» **Task to carry out**
Repeat all of the data precisely.

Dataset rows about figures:
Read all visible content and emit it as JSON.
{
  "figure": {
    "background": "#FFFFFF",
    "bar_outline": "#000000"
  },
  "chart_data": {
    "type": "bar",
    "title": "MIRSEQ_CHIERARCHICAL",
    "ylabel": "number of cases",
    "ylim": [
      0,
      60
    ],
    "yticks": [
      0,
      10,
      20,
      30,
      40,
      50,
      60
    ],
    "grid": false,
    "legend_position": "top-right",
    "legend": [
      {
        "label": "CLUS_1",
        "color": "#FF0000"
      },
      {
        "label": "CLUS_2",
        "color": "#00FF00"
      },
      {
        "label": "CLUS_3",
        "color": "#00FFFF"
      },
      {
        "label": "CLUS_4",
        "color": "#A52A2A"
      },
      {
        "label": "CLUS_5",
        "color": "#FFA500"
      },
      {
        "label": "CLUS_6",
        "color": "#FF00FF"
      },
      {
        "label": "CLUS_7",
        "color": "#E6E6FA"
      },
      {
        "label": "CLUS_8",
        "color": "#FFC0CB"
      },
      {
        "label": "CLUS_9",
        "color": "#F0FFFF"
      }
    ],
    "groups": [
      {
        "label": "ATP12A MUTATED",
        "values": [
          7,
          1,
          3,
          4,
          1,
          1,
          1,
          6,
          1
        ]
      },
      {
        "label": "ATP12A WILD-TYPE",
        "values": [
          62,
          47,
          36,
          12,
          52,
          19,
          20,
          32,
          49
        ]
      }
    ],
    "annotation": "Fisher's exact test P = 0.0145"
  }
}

» **Solution to this task**
Read all visible content and emit it as JSON.
{
  "figure": {
    "background": "#FFFFFF",
    "bar_outline": "#000000"
  },
  "chart_data": {
    "type": "bar",
    "title": "MIRSEQ_CHIERARCHICAL",
    "ylabel": "number of cases",
    "ylim": [
      0,
      60
    ],
    "yticks": [
      0,
      10,
      20,
      30,
      40,
      50,
      60
    ],
    "grid": false,
    "legend_position": "top-right",
    "legend": [
      {
        "label": "CLUS_1",
        "color": "#FF0000"
      },
      {
        "label": "CLUS_2",
        "color": "#00FF00"
      },
      {
        "label": "CLUS_3",
        "color": "#00FFFF"
      },
      {
        "label": "CLUS_4",
        "color": "#A52A2A"
      },
      {
        "label": "CLUS_5",
        "color": "#FFA500"
      },
      {
        "label": "CLUS_6",
        "color": "#FF00FF"
      },
      {
        "label": "CLUS_7",
        "color": "#E6E6FA"
      },
      {
        "label": "CLUS_8",
        "color": "#FFC0CB"
      },
      {
        "label": "CLUS_9",
        "color": "#F0FFFF"
      }
    ],
    "groups": [
      {
        "label": "ATP12A MUTATED",
        "values": [
          7,
          1,
          3,
          4,
          1,
          1,
          1,
          6,
          1
        ]
      },
      {
        "label": "ATP12A WILD-TYPE",
        "values": [
          62,
          47,
          36,
          12,
          52,
          19,
          20,
          32,
          49
        ]
      }
    ],
    "annotation": "Fisher's exact test P = 0.0145"
  }
}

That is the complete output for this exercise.